**PAGE EXTRACT**
· · · ·


    But if I am netting 125 , thats way under 1200 calories ( the typical calorie intake for weight loss)

    You're using a sort of hybrid TDEE method, so you wouldn't be talking about net calories then.

  • PickledBeets8
    PickledBeets8 Posts: 13 Member

    But if I am netting 125 , thats way under 1200 calories ( the typical calorie intake for weight loss)

    You are misunderstanding how this works.

    1200 calories is the minimum calorie intake for women, usually geared toward petite sedentary females who don't have a lot to lose. Such an individual might burn about 1700 calories per day when BMR and activity are combined. That would give this person a daily deficit of 500 calories, which would equate to a weekly deficit of 3500 calories and a projected weekly weight loss of 1 pound of fat.

    Your daily burn is very close to your daily intake, which results in a very small daily deficit. Since you are already at a healthy weight, going for a small deficit is appropriate. It also means that you need to measure/weigh all that you consume very precisely and make sure that your estimated calorie burn from exercise is very accurate, as you have very little room for error.

  • Psychgrrl
    Psychgrrl Posts: 3,177 Member
    I didnt want different approaches , I just wanted to know if my approach would work

    I don’t think you will lose weight this way, since your MFP calorie goal includes BMR and you’re adding it in again and therefore “double dipping.”

    Your calorie burns outside of that, for exercise, are very high for someone with your current height, weight, and gender as some have already commented. How are you calculating those? Your 3000 calories a day doesn’t seem to be setting you up to lose weigh, especially only 20 pounds.

· · · ·

**ABOUT THIS TASK**
Output a verbatim stretch of the calorie forum thread, beginning at the words that contain "Your calorie burns" and stopping after "only 20 pounds.". The records have nothing to do with the calorie forum thread.

**STUDY MATERIAL**
· · · ·

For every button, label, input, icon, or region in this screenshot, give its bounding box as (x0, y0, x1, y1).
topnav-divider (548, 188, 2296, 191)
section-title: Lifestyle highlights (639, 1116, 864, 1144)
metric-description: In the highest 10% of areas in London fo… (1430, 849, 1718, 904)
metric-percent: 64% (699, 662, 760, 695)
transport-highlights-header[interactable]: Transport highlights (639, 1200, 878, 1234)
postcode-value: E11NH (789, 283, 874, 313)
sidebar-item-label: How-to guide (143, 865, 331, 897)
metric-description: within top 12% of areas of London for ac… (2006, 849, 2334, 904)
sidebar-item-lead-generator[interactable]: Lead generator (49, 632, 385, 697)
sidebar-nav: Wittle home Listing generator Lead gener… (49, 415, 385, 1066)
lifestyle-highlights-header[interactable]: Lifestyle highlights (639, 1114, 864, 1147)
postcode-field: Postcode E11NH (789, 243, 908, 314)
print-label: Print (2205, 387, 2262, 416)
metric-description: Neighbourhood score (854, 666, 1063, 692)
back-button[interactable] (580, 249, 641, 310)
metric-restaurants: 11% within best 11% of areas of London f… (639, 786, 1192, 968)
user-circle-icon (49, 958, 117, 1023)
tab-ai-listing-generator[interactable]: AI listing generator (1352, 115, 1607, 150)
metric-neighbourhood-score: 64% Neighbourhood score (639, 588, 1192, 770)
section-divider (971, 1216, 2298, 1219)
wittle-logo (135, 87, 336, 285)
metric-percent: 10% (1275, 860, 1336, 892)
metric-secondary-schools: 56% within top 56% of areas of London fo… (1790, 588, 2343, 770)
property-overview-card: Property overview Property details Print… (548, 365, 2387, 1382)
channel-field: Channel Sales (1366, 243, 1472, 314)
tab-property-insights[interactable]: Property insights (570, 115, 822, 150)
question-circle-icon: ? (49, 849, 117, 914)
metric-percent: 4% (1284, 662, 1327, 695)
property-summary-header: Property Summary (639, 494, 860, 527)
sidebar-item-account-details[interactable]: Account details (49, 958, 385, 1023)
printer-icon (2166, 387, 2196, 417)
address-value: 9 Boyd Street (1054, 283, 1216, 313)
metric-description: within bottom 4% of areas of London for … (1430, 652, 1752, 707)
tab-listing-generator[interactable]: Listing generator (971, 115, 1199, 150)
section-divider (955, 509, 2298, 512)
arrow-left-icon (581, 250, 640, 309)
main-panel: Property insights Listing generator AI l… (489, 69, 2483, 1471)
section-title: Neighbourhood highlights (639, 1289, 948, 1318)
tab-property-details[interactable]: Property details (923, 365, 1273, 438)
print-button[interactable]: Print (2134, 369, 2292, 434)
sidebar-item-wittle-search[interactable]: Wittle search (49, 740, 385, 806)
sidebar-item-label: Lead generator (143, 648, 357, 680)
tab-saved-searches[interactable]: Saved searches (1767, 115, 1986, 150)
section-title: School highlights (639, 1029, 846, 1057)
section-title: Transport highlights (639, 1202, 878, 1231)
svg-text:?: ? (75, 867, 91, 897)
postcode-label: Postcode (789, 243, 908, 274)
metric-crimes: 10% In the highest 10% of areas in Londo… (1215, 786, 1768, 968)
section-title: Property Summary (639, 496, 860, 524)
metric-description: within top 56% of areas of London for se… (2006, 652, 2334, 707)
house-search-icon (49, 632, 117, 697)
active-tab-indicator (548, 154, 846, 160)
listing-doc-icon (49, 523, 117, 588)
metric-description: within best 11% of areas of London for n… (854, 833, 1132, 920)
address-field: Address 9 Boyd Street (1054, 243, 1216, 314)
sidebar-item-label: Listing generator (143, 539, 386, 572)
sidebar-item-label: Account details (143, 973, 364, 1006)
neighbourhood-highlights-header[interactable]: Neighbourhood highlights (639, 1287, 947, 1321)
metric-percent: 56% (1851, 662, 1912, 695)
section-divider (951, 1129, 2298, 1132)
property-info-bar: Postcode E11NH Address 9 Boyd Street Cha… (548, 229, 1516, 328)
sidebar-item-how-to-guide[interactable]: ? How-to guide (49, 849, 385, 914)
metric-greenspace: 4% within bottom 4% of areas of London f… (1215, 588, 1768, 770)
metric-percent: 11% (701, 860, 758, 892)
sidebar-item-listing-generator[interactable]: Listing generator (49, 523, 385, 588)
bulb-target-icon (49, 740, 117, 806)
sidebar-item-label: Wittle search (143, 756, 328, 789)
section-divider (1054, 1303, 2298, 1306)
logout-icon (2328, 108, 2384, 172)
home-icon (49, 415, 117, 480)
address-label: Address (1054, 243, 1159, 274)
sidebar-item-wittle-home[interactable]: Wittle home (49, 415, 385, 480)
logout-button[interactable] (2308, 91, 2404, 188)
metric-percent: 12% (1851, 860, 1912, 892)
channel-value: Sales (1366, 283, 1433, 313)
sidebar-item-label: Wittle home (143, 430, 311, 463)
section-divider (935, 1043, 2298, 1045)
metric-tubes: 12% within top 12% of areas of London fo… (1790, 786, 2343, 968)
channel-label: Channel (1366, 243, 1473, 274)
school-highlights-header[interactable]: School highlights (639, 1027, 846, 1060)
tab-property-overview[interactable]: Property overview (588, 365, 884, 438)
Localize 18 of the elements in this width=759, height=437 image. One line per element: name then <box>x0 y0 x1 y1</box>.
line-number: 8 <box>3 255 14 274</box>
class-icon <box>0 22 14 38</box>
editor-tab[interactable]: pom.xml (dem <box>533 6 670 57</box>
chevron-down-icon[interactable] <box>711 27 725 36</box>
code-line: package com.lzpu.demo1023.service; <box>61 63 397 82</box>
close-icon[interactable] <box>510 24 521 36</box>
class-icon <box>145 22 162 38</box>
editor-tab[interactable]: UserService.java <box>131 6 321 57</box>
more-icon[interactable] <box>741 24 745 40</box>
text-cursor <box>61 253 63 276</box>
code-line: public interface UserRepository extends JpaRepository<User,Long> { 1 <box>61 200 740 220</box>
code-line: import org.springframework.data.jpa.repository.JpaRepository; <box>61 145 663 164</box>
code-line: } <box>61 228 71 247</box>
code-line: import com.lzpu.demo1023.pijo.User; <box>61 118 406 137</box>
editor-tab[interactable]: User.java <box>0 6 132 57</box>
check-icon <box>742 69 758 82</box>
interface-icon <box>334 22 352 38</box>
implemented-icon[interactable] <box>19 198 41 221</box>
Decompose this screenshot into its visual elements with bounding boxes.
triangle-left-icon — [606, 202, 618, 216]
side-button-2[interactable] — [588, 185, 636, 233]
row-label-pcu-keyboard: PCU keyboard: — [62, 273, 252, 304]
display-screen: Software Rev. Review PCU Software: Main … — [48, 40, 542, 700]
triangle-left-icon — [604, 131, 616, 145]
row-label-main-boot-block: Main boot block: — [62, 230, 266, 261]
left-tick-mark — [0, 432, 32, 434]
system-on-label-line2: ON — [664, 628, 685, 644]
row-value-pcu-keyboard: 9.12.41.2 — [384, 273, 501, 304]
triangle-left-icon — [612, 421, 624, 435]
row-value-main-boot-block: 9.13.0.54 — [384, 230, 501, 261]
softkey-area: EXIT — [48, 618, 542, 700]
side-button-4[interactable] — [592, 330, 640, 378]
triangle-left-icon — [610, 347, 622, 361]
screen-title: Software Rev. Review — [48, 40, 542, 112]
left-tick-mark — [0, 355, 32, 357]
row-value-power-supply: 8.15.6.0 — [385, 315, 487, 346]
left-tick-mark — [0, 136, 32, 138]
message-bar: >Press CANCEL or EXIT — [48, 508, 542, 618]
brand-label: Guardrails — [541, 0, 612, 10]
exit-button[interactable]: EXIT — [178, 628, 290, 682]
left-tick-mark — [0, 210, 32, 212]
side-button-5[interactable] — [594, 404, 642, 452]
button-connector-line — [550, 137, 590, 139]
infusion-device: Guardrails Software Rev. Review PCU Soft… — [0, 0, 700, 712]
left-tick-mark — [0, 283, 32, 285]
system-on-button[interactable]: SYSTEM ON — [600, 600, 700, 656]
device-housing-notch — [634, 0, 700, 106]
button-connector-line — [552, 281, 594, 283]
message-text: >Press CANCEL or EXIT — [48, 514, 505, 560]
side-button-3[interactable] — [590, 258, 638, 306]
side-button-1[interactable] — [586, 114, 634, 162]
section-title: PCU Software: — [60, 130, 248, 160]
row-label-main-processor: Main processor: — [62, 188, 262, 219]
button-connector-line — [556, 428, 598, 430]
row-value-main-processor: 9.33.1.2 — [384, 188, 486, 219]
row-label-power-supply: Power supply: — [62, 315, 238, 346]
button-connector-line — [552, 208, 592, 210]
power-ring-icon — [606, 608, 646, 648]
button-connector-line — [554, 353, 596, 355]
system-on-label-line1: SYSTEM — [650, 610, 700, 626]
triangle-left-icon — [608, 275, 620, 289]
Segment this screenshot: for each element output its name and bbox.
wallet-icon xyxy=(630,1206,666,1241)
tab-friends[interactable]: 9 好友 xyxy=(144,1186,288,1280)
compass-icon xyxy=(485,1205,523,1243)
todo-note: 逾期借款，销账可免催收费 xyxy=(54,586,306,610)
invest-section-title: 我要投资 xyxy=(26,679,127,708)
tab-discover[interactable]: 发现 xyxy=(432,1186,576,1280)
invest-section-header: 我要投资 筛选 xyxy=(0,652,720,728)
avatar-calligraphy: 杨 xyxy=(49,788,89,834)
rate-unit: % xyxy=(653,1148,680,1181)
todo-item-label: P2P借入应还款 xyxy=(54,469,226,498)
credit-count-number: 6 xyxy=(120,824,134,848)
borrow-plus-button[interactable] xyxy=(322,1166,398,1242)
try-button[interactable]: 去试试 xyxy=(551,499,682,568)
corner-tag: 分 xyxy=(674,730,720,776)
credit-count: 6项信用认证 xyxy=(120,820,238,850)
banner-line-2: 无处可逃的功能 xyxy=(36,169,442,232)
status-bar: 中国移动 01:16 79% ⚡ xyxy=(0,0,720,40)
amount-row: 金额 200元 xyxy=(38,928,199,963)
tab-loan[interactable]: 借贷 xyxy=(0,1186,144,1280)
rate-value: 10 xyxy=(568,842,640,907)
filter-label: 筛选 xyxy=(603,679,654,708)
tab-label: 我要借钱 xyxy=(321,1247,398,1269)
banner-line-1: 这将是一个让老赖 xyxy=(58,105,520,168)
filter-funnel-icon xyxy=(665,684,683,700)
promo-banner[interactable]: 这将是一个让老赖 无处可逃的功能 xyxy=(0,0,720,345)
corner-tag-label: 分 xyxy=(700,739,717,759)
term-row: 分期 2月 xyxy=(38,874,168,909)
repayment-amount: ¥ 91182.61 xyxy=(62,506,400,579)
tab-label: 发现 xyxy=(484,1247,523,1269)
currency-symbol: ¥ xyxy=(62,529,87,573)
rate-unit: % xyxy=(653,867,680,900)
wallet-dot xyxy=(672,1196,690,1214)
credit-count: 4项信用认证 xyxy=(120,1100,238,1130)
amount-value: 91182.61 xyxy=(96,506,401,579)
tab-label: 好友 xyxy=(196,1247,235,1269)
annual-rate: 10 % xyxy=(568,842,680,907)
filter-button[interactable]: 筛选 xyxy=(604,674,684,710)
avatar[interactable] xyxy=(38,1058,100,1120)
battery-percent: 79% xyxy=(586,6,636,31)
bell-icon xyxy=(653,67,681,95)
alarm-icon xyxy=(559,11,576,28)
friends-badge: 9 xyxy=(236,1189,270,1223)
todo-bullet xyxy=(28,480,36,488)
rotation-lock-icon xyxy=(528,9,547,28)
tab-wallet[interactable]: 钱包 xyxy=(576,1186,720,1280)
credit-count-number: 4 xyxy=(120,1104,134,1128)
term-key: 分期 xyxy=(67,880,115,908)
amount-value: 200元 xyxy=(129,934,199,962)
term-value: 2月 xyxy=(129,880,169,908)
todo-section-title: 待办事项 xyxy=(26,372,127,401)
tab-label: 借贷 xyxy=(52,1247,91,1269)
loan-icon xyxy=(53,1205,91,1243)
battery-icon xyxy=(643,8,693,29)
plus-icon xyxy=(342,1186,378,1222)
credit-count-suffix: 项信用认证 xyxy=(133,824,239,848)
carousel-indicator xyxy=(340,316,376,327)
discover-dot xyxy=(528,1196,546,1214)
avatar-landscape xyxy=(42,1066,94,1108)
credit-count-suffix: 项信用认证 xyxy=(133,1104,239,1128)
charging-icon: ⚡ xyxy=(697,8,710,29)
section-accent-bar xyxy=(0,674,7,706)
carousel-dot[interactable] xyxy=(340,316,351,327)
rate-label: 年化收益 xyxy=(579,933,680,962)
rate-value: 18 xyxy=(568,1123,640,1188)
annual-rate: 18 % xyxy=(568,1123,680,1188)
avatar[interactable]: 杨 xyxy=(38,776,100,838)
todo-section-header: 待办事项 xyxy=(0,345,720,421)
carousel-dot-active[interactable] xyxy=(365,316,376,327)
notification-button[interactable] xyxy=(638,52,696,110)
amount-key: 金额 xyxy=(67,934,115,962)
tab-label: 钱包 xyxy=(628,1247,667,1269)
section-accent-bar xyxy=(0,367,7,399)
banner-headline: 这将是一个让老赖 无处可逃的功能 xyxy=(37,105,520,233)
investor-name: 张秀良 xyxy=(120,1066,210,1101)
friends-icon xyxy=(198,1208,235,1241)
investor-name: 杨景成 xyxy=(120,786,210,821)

· · · ·

**YOUR SOLUTION**
Your calorie burns outside of that, for exercise, are very high for someone with your current height, weight, and gender as some have already commented. How are you calculating those? Your 3000 calories a day doesn’t seem to be setting you up to lose weigh, especially only 20 pounds.